Stored data:
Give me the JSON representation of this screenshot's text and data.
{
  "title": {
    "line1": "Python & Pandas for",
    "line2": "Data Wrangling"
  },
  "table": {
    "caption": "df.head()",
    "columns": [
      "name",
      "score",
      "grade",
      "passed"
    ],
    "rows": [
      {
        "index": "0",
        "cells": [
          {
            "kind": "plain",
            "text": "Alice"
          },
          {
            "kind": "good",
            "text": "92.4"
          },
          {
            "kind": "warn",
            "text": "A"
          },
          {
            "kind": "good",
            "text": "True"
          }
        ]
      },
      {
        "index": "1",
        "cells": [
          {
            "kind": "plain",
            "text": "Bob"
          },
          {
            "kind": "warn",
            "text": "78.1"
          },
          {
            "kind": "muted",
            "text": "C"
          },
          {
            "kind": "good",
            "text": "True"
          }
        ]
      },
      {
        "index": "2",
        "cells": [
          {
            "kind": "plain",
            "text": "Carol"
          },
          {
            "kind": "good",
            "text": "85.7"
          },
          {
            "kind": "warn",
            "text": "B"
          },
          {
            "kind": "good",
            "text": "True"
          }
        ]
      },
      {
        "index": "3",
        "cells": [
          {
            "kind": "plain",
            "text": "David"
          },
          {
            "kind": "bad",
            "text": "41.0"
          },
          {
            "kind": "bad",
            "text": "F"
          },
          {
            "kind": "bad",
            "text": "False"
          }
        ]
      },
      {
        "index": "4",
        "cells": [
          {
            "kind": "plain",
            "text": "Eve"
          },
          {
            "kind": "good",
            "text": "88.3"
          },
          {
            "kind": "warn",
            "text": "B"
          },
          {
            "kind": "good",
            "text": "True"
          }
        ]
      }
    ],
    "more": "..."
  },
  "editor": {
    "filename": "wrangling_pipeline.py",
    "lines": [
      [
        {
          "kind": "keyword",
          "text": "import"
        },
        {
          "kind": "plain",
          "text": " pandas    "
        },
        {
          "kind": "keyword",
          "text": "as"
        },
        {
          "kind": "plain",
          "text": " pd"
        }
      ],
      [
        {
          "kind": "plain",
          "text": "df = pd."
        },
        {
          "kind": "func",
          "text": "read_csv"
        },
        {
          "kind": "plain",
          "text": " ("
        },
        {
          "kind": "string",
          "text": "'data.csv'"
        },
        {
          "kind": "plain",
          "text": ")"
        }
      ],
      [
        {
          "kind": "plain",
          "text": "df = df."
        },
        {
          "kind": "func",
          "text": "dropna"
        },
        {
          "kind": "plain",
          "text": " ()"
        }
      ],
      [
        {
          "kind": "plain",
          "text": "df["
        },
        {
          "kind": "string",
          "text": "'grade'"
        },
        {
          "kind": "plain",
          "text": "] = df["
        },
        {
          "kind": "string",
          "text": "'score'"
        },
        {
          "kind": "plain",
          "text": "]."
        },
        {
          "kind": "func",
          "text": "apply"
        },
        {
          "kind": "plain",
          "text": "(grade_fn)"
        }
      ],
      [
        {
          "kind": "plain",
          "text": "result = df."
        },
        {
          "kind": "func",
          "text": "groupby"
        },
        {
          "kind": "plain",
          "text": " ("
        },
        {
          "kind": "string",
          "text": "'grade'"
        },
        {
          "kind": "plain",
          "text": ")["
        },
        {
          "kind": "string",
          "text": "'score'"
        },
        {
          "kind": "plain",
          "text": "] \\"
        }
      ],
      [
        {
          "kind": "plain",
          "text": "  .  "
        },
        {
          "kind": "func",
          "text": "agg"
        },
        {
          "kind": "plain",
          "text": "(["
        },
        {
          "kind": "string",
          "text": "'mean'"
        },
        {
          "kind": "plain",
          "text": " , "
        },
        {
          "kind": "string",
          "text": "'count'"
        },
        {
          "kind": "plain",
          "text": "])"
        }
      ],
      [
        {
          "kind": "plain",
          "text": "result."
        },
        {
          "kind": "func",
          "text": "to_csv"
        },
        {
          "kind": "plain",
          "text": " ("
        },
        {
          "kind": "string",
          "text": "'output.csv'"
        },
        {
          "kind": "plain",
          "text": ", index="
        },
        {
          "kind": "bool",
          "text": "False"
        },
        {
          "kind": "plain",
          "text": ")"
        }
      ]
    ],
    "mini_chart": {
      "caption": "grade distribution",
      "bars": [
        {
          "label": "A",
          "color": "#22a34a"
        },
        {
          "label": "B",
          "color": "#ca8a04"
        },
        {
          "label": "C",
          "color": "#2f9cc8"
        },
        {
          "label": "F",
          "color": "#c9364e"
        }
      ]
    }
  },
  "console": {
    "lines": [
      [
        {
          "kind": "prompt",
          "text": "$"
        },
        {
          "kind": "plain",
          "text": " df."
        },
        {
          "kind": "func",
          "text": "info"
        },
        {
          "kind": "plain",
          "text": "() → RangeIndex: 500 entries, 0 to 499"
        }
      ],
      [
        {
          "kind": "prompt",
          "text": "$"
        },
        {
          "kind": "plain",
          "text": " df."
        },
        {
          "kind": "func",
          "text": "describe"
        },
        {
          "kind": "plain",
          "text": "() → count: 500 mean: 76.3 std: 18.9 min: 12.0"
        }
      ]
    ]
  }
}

* _Required task_
Please set down the whole listing above without altering a single line.

* _Task output_
Give me the JSON representation of this screenshot's text and data.
{
  "title": {
    "line1": "Python & Pandas for",
    "line2": "Data Wrangling"
  },
  "table": {
    "caption": "df.head()",
    "columns": [
      "name",
      "score",
      "grade",
      "passed"
    ],
    "rows": [
      {
        "index": "0",
        "cells": [
          {
            "kind": "plain",
            "text": "Alice"
          },
          {
            "kind": "good",
            "text": "92.4"
          },
          {
            "kind": "warn",
            "text": "A"
          },
          {
            "kind": "good",
            "text": "True"
          }
        ]
      },
      {
        "index": "1",
        "cells": [
          {
            "kind": "plain",
            "text": "Bob"
          },
          {
            "kind": "warn",
            "text": "78.1"
          },
          {
            "kind": "muted",
            "text": "C"
          },
          {
            "kind": "good",
            "text": "True"
          }
        ]
      },
      {
        "index": "2",
        "cells": [
          {
            "kind": "plain",
            "text": "Carol"
          },
          {
            "kind": "good",
            "text": "85.7"
          },
          {
            "kind": "warn",
            "text": "B"
          },
          {
            "kind": "good",
            "text": "True"
          }
        ]
      },
      {
        "index": "3",
        "cells": [
          {
            "kind": "plain",
            "text": "David"
          },
          {
            "kind": "bad",
            "text": "41.0"
          },
          {
            "kind": "bad",
            "text": "F"
          },
          {
            "kind": "bad",
            "text": "False"
          }
        ]
      },
      {
        "index": "4",
        "cells": [
          {
            "kind": "plain",
            "text": "Eve"
          },
          {
            "kind": "good",
            "text": "88.3"
          },
          {
            "kind": "warn",
            "text": "B"
          },
          {
            "kind": "good",
            "text": "True"
          }
        ]
      }
    ],
    "more": "..."
  },
  "editor": {
    "filename": "wrangling_pipeline.py",
    "lines": [
      [
        {
          "kind": "keyword",
          "text": "import"
        },
        {
          "kind": "plain",
          "text": " pandas    "
        },
        {
          "kind": "keyword",
          "text": "as"
        },
        {
          "kind": "plain",
          "text": " pd"
        }
      ],
      [
        {
          "kind": "plain",
          "text": "df = pd."
        },
        {
          "kind": "func",
          "text": "read_csv"
        },
        {
          "kind": "plain",
          "text": " ("
        },
        {
          "kind": "string",
          "text": "'data.csv'"
        },
        {
          "kind": "plain",
          "text": ")"
        }
      ],
      [
        {
          "kind": "plain",
          "text": "df = df."
        },
        {
          "kind": "func",
          "text": "dropna"
        },
        {
          "kind": "plain",
          "text": " ()"
        }
      ],
      [
        {
          "kind": "plain",
          "text": "df["
        },
        {
          "kind": "string",
          "text": "'grade'"
        },
        {
          "kind": "plain",
          "text": "] = df["
        },
        {
          "kind": "string",
          "text": "'score'"
        },
        {
          "kind": "plain",
          "text": "]."
        },
        {
          "kind": "func",
          "text": "apply"
        },
        {
          "kind": "plain",
          "text": "(grade_fn)"
        }
      ],
      [
        {
          "kind": "plain",
          "text": "result = df."
        },
        {
          "kind": "func",
          "text": "groupby"
        },
        {
          "kind": "plain",
          "text": " ("
        },
        {
          "kind": "string",
          "text": "'grade'"
        },
        {
          "kind": "plain",
          "text": ")["
        },
        {
          "kind": "string",
          "text": "'score'"
        },
        {
          "kind": "plain",
          "text": "] \\"
        }
      ],
      [
        {
          "kind": "plain",
          "text": "  .  "
        },
        {
          "kind": "func",
          "text": "agg"
        },
        {
          "kind": "plain",
          "text": "(["
        },
        {
          "kind": "string",
          "text": "'mean'"
        },
        {
          "kind": "plain",
          "text": " , "
        },
        {
          "kind": "string",
          "text": "'count'"
        },
        {
          "kind": "plain",
          "text": "])"
        }
      ],
      [
        {
          "kind": "plain",
          "text": "result."
        },
        {
          "kind": "func",
          "text": "to_csv"
        },
        {
          "kind": "plain",
          "text": " ("
        },
        {
          "kind": "string",
          "text": "'output.csv'"
        },
        {
          "kind": "plain",
          "text": ", index="
        },
        {
          "kind": "bool",
          "text": "False"
        },
        {
          "kind": "plain",
          "text": ")"
        }
      ]
    ],
    "mini_chart": {
      "caption": "grade distribution",
      "bars": [
        {
          "label": "A",
          "color": "#22a34a"
        },
        {
          "label": "B",
          "color": "#ca8a04"
        },
        {
          "label": "C",
          "color": "#2f9cc8"
        },
        {
          "label": "F",
          "color": "#c9364e"
        }
      ]
    }
  },
  "console": {
    "lines": [
      [
        {
          "kind": "prompt",
          "text": "$"
        },
        {
          "kind": "plain",
          "text": " df."
        },
        {
          "kind": "func",
          "text": "info"
        },
        {
          "kind": "plain",
          "text": "() → RangeIndex: 500 entries, 0 to 499"
        }
      ],
      [
        {
          "kind": "prompt",
          "text": "$"
        },
        {
          "kind": "plain",
          "text": " df."
        },
        {
          "kind": "func",
          "text": "describe"
        },
        {
          "kind": "plain",
          "text": "() → count: 500 mean: 76.3 std: 18.9 min: 12.0"
        }
      ]
    ]
  }
}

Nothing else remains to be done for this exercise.